[begin PROVIDED MATERIAL]

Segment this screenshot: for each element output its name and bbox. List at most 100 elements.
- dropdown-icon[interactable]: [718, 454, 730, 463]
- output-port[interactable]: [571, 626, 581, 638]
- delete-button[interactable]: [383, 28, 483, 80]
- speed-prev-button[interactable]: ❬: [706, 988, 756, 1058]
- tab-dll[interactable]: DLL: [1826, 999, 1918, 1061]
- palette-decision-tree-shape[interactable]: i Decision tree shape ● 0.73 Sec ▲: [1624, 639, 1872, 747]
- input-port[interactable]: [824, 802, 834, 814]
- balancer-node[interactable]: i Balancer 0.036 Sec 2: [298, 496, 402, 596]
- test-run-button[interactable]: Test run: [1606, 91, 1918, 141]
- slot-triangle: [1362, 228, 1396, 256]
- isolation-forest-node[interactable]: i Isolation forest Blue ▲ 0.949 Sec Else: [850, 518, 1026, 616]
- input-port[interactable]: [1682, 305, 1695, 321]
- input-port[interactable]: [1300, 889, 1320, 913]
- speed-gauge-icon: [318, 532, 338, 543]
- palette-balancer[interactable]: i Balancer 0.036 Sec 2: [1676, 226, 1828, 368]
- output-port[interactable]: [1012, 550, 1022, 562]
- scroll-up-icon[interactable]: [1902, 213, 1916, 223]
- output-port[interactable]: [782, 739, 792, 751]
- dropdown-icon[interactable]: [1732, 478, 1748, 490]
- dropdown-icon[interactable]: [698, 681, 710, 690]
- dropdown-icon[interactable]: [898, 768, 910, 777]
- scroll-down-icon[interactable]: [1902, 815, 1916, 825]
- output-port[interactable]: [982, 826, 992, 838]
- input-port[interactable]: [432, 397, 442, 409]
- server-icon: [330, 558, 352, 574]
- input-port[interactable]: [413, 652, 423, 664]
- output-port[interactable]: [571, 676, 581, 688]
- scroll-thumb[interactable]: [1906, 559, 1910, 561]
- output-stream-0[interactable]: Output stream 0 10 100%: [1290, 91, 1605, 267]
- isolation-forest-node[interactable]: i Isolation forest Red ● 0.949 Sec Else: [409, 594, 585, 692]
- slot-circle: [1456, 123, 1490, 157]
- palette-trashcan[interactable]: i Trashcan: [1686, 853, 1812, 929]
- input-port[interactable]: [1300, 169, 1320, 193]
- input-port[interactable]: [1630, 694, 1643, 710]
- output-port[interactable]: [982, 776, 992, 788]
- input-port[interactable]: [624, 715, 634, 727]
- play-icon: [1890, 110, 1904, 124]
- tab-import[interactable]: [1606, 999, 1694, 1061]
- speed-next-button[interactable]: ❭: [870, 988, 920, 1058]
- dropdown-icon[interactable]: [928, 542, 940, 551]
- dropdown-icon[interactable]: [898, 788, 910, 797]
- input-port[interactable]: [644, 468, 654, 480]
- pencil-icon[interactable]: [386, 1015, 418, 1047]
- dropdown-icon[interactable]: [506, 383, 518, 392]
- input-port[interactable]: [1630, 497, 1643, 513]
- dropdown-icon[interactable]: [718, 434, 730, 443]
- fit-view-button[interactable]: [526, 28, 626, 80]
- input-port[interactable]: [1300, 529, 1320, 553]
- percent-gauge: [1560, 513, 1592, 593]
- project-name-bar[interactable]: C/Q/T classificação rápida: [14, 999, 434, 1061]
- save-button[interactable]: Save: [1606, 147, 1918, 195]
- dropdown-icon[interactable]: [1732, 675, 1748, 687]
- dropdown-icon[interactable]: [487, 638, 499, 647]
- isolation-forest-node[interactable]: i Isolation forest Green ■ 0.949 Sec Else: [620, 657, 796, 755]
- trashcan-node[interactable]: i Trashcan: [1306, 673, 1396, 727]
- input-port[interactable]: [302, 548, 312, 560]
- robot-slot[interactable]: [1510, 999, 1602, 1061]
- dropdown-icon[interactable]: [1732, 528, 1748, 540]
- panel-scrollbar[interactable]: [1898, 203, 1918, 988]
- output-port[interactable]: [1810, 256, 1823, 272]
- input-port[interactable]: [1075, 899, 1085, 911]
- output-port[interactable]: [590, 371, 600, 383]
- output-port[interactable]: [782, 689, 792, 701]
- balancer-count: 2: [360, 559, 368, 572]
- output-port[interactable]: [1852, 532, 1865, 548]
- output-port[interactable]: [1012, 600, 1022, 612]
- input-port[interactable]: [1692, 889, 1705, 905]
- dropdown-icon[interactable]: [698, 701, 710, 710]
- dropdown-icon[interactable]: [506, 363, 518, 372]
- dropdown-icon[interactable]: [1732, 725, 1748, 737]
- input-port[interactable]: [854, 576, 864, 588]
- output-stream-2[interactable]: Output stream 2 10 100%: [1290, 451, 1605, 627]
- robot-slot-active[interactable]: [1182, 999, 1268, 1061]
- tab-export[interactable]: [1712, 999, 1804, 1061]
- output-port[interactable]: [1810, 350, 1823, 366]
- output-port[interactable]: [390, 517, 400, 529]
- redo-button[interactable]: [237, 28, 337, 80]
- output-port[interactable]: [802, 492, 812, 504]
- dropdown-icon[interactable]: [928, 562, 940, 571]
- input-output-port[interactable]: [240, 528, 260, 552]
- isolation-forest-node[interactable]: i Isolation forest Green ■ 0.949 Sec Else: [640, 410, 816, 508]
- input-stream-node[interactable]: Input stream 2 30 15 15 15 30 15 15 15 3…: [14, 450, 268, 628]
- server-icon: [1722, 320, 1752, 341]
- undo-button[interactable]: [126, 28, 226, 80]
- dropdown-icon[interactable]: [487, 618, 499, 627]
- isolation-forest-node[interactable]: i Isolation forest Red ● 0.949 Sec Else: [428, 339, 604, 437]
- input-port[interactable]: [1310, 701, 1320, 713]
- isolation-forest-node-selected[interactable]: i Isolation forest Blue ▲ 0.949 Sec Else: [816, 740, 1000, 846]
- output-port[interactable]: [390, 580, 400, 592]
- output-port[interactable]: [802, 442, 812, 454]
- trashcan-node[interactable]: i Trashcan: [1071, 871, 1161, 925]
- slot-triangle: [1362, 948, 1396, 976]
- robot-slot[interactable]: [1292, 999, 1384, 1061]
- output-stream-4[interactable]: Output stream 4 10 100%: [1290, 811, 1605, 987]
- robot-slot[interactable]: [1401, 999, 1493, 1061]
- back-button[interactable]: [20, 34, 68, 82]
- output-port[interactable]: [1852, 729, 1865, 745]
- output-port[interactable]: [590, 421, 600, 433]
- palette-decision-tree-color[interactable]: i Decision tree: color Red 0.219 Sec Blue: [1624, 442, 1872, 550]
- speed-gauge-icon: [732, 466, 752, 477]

[end PROVIDED MATERIAL]

→ EXERCISE
Rewrite all of the data above, putting "output-socket" wherever "output-port" appears and leaving everything else as it is.

→ OUTPUT OF THE EXERCISE
Segment this screenshot: for each element output its name and bbox. List at most 100 elements.
- dropdown-icon[interactable]: [718, 454, 730, 463]
- output-socket[interactable]: [571, 626, 581, 638]
- delete-button[interactable]: [383, 28, 483, 80]
- speed-prev-button[interactable]: ❬: [706, 988, 756, 1058]
- tab-dll[interactable]: DLL: [1826, 999, 1918, 1061]
- palette-decision-tree-shape[interactable]: i Decision tree shape ● 0.73 Sec ▲: [1624, 639, 1872, 747]
- input-port[interactable]: [824, 802, 834, 814]
- balancer-node[interactable]: i Balancer 0.036 Sec 2: [298, 496, 402, 596]
- test-run-button[interactable]: Test run: [1606, 91, 1918, 141]
- slot-triangle: [1362, 228, 1396, 256]
- isolation-forest-node[interactable]: i Isolation forest Blue ▲ 0.949 Sec Else: [850, 518, 1026, 616]
- input-port[interactable]: [1682, 305, 1695, 321]
- input-port[interactable]: [1300, 889, 1320, 913]
- speed-gauge-icon: [318, 532, 338, 543]
- palette-balancer[interactable]: i Balancer 0.036 Sec 2: [1676, 226, 1828, 368]
- output-socket[interactable]: [1012, 550, 1022, 562]
- scroll-up-icon[interactable]: [1902, 213, 1916, 223]
- output-socket[interactable]: [782, 739, 792, 751]
- dropdown-icon[interactable]: [1732, 478, 1748, 490]
- dropdown-icon[interactable]: [698, 681, 710, 690]
- dropdown-icon[interactable]: [898, 768, 910, 777]
- scroll-down-icon[interactable]: [1902, 815, 1916, 825]
- output-socket[interactable]: [982, 826, 992, 838]
- input-port[interactable]: [432, 397, 442, 409]
- server-icon: [330, 558, 352, 574]
- input-port[interactable]: [413, 652, 423, 664]
- output-socket[interactable]: [571, 676, 581, 688]
- scroll-thumb[interactable]: [1906, 559, 1910, 561]
- output-stream-0[interactable]: Output stream 0 10 100%: [1290, 91, 1605, 267]
- isolation-forest-node[interactable]: i Isolation forest Red ● 0.949 Sec Else: [409, 594, 585, 692]
- slot-circle: [1456, 123, 1490, 157]
- palette-trashcan[interactable]: i Trashcan: [1686, 853, 1812, 929]
- input-port[interactable]: [1300, 169, 1320, 193]
- input-port[interactable]: [1630, 694, 1643, 710]
- output-socket[interactable]: [982, 776, 992, 788]
- input-port[interactable]: [624, 715, 634, 727]
- play-icon: [1890, 110, 1904, 124]
- tab-import[interactable]: [1606, 999, 1694, 1061]
- speed-next-button[interactable]: ❭: [870, 988, 920, 1058]
- dropdown-icon[interactable]: [928, 542, 940, 551]
- dropdown-icon[interactable]: [898, 788, 910, 797]
- input-port[interactable]: [644, 468, 654, 480]
- pencil-icon[interactable]: [386, 1015, 418, 1047]
- dropdown-icon[interactable]: [506, 383, 518, 392]
- input-port[interactable]: [1630, 497, 1643, 513]
- dropdown-icon[interactable]: [718, 434, 730, 443]
- fit-view-button[interactable]: [526, 28, 626, 80]
- input-port[interactable]: [1300, 529, 1320, 553]
- percent-gauge: [1560, 513, 1592, 593]
- project-name-bar[interactable]: C/Q/T classificação rápida: [14, 999, 434, 1061]
- save-button[interactable]: Save: [1606, 147, 1918, 195]
- dropdown-icon[interactable]: [1732, 675, 1748, 687]
- dropdown-icon[interactable]: [487, 638, 499, 647]
- isolation-forest-node[interactable]: i Isolation forest Green ■ 0.949 Sec Else: [620, 657, 796, 755]
- trashcan-node[interactable]: i Trashcan: [1306, 673, 1396, 727]
- input-port[interactable]: [302, 548, 312, 560]
- robot-slot[interactable]: [1510, 999, 1602, 1061]
- dropdown-icon[interactable]: [1732, 528, 1748, 540]
- panel-scrollbar[interactable]: [1898, 203, 1918, 988]
- output-socket[interactable]: [1810, 256, 1823, 272]
- input-port[interactable]: [1075, 899, 1085, 911]
- output-socket[interactable]: [590, 371, 600, 383]
- output-socket[interactable]: [782, 689, 792, 701]
- balancer-count: 2: [360, 559, 368, 572]
- output-socket[interactable]: [1852, 532, 1865, 548]
- output-socket[interactable]: [1012, 600, 1022, 612]
- input-port[interactable]: [1692, 889, 1705, 905]
- dropdown-icon[interactable]: [698, 701, 710, 710]
- dropdown-icon[interactable]: [506, 363, 518, 372]
- dropdown-icon[interactable]: [1732, 725, 1748, 737]
- input-port[interactable]: [854, 576, 864, 588]
- output-stream-2[interactable]: Output stream 2 10 100%: [1290, 451, 1605, 627]
- robot-slot-active[interactable]: [1182, 999, 1268, 1061]
- tab-export[interactable]: [1712, 999, 1804, 1061]
- output-socket[interactable]: [1810, 350, 1823, 366]
- output-socket[interactable]: [390, 517, 400, 529]
- redo-button[interactable]: [237, 28, 337, 80]
- output-socket[interactable]: [802, 492, 812, 504]
- dropdown-icon[interactable]: [928, 562, 940, 571]
- input-output-socket[interactable]: [240, 528, 260, 552]
- isolation-forest-node[interactable]: i Isolation forest Green ■ 0.949 Sec Else: [640, 410, 816, 508]
- input-stream-node[interactable]: Input stream 2 30 15 15 15 30 15 15 15 3…: [14, 450, 268, 628]
- server-icon: [1722, 320, 1752, 341]
- undo-button[interactable]: [126, 28, 226, 80]
- dropdown-icon[interactable]: [487, 618, 499, 627]
- isolation-forest-node[interactable]: i Isolation forest Red ● 0.949 Sec Else: [428, 339, 604, 437]
- input-port[interactable]: [1310, 701, 1320, 713]
- isolation-forest-node-selected[interactable]: i Isolation forest Blue ▲ 0.949 Sec Else: [816, 740, 1000, 846]
- output-socket[interactable]: [390, 580, 400, 592]
- output-socket[interactable]: [802, 442, 812, 454]
- trashcan-node[interactable]: i Trashcan: [1071, 871, 1161, 925]
- slot-triangle: [1362, 948, 1396, 976]
- robot-slot[interactable]: [1292, 999, 1384, 1061]
- output-stream-4[interactable]: Output stream 4 10 100%: [1290, 811, 1605, 987]
- robot-slot[interactable]: [1401, 999, 1493, 1061]
- back-button[interactable]: [20, 34, 68, 82]
- output-socket[interactable]: [1852, 729, 1865, 745]
- output-socket[interactable]: [590, 421, 600, 433]
- palette-decision-tree-color[interactable]: i Decision tree: color Red 0.219 Sec Blue: [1624, 442, 1872, 550]
- speed-gauge-icon: [732, 466, 752, 477]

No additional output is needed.